| ENTRIES PROVIDED |
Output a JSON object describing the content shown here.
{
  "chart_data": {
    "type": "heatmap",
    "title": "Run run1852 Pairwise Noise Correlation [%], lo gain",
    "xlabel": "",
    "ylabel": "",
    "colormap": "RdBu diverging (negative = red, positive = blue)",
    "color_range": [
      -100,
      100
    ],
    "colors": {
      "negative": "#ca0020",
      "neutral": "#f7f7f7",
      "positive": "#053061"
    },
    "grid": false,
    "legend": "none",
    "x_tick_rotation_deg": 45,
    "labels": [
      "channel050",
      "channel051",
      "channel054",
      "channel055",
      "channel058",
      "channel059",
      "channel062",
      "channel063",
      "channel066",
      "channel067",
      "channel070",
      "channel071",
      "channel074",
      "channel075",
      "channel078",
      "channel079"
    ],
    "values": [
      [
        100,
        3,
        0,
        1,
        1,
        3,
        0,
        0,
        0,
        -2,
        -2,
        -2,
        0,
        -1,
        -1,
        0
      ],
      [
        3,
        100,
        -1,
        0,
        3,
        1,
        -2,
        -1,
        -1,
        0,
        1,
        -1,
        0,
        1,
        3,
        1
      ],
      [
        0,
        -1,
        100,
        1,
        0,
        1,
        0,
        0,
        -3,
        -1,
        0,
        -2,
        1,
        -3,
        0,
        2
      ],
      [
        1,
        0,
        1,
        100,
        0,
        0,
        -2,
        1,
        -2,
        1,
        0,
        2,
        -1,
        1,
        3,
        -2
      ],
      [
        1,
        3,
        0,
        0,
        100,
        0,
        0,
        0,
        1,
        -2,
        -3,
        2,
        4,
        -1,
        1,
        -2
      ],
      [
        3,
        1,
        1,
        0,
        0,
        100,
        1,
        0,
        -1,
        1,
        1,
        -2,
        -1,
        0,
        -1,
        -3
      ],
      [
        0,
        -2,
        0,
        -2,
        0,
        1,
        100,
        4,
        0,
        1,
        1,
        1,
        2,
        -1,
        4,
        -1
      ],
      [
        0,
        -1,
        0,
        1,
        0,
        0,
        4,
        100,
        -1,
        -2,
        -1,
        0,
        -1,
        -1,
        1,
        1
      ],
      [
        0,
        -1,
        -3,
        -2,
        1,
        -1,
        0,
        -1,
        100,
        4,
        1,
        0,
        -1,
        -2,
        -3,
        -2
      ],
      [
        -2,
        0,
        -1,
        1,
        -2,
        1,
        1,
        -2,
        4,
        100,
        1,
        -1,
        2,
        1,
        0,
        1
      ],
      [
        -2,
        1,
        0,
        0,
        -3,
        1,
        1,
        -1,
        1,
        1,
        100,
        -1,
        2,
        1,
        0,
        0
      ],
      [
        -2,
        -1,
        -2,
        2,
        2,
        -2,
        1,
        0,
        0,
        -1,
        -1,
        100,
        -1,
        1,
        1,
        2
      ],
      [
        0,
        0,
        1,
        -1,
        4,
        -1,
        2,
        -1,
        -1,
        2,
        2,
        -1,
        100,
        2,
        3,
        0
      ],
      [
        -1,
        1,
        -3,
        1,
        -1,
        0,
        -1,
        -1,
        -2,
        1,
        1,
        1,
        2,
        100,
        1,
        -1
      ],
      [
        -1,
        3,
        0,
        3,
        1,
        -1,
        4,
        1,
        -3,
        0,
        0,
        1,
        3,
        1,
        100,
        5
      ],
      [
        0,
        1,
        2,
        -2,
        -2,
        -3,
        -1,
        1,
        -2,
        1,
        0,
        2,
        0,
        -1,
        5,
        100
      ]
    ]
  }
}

| YOUR TASK |
Reproduce the data in full, exactly as presented.

| SOLUTION FOR THIS EXERCISE |
Output a JSON object describing the content shown here.
{
  "chart_data": {
    "type": "heatmap",
    "title": "Run run1852 Pairwise Noise Correlation [%], lo gain",
    "xlabel": "",
    "ylabel": "",
    "colormap": "RdBu diverging (negative = red, positive = blue)",
    "color_range": [
      -100,
      100
    ],
    "colors": {
      "negative": "#ca0020",
      "neutral": "#f7f7f7",
      "positive": "#053061"
    },
    "grid": false,
    "legend": "none",
    "x_tick_rotation_deg": 45,
    "labels": [
      "channel050",
      "channel051",
      "channel054",
      "channel055",
      "channel058",
      "channel059",
      "channel062",
      "channel063",
      "channel066",
      "channel067",
      "channel070",
      "channel071",
      "channel074",
      "channel075",
      "channel078",
      "channel079"
    ],
    "values": [
      [
        100,
        3,
        0,
        1,
        1,
        3,
        0,
        0,
        0,
        -2,
        -2,
        -2,
        0,
        -1,
        -1,
        0
      ],
      [
        3,
        100,
        -1,
        0,
        3,
        1,
        -2,
        -1,
        -1,
        0,
        1,
        -1,
        0,
        1,
        3,
        1
      ],
      [
        0,
        -1,
        100,
        1,
        0,
        1,
        0,
        0,
        -3,
        -1,
        0,
        -2,
        1,
        -3,
        0,
        2
      ],
      [
        1,
        0,
        1,
        100,
        0,
        0,
        -2,
        1,
        -2,
        1,
        0,
        2,
        -1,
        1,
        3,
        -2
      ],
      [
        1,
        3,
        0,
        0,
        100,
        0,
        0,
        0,
        1,
        -2,
        -3,
        2,
        4,
        -1,
        1,
        -2
      ],
      [
        3,
        1,
        1,
        0,
        0,
        100,
        1,
        0,
        -1,
        1,
        1,
        -2,
        -1,
        0,
        -1,
        -3
      ],
      [
        0,
        -2,
        0,
        -2,
        0,
        1,
        100,
        4,
        0,
        1,
        1,
        1,
        2,
        -1,
        4,
        -1
      ],
      [
        0,
        -1,
        0,
        1,
        0,
        0,
        4,
        100,
        -1,
        -2,
        -1,
        0,
        -1,
        -1,
        1,
        1
      ],
      [
        0,
        -1,
        -3,
        -2,
        1,
        -1,
        0,
        -1,
        100,
        4,
        1,
        0,
        -1,
        -2,
        -3,
        -2
      ],
      [
        -2,
        0,
        -1,
        1,
        -2,
        1,
        1,
        -2,
        4,
        100,
        1,
        -1,
        2,
        1,
        0,
        1
      ],
      [
        -2,
        1,
        0,
        0,
        -3,
        1,
        1,
        -1,
        1,
        1,
        100,
        -1,
        2,
        1,
        0,
        0
      ],
      [
        -2,
        -1,
        -2,
        2,
        2,
        -2,
        1,
        0,
        0,
        -1,
        -1,
        100,
        -1,
        1,
        1,
        2
      ],
      [
        0,
        0,
        1,
        -1,
        4,
        -1,
        2,
        -1,
        -1,
        2,
        2,
        -1,
        100,
        2,
        3,
        0
      ],
      [
        -1,
        1,
        -3,
        1,
        -1,
        0,
        -1,
        -1,
        -2,
        1,
        1,
        1,
        2,
        100,
        1,
        -1
      ],
      [
        -1,
        3,
        0,
        3,
        1,
        -1,
        4,
        1,
        -3,
        0,
        0,
        1,
        3,
        1,
        100,
        5
      ],
      [
        0,
        1,
        2,
        -2,
        -2,
        -3,
        -1,
        1,
        -2,
        1,
        0,
        2,
        0,
        -1,
        5,
        100
      ]
    ]
  }
}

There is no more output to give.